▼

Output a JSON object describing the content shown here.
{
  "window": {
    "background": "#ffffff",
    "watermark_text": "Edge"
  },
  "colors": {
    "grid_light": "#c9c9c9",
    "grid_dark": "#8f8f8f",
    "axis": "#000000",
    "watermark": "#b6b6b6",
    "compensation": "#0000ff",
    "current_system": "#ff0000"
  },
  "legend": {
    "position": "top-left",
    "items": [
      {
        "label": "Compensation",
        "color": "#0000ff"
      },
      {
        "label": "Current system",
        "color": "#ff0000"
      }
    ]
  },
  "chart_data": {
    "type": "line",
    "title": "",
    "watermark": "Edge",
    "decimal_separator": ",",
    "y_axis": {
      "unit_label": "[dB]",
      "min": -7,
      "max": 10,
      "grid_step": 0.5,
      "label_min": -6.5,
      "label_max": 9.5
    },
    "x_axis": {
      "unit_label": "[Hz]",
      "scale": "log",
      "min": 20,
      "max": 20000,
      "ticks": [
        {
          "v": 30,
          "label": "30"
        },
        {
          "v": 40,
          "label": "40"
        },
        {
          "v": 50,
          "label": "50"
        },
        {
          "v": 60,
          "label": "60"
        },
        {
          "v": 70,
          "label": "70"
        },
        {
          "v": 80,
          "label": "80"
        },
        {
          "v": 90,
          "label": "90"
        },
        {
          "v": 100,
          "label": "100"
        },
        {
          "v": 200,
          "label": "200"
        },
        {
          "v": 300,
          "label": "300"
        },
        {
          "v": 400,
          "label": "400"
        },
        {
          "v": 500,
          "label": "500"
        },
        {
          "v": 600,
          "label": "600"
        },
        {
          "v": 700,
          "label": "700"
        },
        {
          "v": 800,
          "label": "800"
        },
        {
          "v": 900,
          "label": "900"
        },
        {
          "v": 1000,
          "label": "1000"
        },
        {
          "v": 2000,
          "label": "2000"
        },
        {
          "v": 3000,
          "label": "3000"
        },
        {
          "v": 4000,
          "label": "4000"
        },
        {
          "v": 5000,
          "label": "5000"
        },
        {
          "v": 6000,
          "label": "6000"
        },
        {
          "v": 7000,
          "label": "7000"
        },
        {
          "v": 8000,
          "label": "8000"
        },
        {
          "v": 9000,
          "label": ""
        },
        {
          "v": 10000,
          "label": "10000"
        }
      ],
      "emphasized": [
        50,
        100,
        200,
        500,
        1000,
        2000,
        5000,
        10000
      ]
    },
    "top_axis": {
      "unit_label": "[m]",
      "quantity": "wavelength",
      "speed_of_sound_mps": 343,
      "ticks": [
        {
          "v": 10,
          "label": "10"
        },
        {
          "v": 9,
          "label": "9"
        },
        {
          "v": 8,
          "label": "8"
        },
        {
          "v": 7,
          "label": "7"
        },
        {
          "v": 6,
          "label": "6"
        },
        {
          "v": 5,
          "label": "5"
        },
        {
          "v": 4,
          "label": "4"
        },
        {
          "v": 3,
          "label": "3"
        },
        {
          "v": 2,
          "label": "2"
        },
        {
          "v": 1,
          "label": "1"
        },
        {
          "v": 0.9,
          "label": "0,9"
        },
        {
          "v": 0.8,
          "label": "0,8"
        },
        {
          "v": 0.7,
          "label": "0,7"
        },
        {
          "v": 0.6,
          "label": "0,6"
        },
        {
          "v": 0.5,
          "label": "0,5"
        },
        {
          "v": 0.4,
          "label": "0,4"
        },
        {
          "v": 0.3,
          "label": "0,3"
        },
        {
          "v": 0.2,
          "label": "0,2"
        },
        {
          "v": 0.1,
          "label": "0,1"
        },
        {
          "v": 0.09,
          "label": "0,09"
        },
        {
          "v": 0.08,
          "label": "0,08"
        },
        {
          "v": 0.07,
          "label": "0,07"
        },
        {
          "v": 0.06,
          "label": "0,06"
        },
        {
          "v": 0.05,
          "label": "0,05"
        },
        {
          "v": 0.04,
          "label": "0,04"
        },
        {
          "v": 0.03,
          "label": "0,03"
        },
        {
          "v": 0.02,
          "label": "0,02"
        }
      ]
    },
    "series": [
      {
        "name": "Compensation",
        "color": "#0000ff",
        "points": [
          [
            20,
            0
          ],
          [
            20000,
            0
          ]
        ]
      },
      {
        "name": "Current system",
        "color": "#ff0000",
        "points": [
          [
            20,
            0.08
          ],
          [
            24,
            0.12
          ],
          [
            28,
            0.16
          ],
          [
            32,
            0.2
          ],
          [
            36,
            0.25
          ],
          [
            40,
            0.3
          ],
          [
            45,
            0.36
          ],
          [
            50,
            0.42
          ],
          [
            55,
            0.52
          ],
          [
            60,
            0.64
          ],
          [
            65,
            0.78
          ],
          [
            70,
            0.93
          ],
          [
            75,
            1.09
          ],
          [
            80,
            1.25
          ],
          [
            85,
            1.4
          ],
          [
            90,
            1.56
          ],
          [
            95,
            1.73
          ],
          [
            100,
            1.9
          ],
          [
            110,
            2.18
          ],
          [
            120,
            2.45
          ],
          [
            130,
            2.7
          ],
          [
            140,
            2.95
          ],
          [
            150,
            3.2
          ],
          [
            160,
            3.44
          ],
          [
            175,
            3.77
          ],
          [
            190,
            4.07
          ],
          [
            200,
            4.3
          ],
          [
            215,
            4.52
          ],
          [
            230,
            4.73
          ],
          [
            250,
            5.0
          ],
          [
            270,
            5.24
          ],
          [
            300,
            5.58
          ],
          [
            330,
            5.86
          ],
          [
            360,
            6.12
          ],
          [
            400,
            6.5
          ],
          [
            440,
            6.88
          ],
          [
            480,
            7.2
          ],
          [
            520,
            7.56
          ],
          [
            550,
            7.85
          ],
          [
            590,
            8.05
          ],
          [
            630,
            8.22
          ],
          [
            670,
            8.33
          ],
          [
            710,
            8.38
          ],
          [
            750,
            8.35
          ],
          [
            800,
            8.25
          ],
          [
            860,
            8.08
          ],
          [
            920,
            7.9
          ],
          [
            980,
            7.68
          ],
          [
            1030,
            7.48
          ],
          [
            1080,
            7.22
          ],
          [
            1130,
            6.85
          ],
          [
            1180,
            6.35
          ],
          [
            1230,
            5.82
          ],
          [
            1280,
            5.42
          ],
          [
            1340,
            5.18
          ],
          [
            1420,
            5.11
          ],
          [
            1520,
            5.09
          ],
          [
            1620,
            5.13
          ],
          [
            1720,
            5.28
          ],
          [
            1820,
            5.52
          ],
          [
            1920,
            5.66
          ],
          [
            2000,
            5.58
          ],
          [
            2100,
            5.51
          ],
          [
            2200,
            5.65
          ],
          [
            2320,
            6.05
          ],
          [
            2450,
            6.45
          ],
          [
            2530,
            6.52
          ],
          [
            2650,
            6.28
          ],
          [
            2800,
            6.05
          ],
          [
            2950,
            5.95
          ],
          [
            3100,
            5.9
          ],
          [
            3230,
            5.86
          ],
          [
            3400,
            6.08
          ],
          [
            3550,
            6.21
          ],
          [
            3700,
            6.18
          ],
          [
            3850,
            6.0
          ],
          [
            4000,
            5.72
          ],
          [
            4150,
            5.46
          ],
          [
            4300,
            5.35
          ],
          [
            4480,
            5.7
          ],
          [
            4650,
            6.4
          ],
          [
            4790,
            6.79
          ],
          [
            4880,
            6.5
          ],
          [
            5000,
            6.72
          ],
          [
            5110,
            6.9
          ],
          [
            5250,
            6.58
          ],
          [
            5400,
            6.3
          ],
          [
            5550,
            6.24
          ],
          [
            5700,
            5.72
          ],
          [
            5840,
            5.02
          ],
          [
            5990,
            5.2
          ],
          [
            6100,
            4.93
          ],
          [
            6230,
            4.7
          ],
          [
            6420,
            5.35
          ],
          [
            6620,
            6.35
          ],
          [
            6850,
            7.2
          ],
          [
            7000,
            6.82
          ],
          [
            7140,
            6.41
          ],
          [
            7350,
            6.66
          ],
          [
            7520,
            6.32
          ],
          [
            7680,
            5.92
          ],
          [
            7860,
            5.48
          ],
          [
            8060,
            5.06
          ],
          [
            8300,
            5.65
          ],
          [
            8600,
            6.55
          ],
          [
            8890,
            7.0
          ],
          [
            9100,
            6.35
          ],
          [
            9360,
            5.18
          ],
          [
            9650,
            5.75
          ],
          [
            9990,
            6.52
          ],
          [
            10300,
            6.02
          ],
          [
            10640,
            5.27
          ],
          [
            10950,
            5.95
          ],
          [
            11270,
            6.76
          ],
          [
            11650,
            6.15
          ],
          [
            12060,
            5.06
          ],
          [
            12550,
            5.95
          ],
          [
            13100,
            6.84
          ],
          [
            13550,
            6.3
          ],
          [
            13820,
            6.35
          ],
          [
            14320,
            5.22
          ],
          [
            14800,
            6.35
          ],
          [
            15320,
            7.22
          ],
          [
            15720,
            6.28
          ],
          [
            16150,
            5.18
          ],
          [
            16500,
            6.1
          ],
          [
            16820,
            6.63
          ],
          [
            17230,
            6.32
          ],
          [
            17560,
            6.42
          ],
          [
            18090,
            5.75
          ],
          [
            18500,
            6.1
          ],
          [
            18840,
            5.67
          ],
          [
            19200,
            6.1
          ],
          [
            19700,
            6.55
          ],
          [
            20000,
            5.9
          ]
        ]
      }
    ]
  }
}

▲

Look through the entries above; copy each line where the string "name" appears.

        "name": "Compensation",
        "name": "Current system",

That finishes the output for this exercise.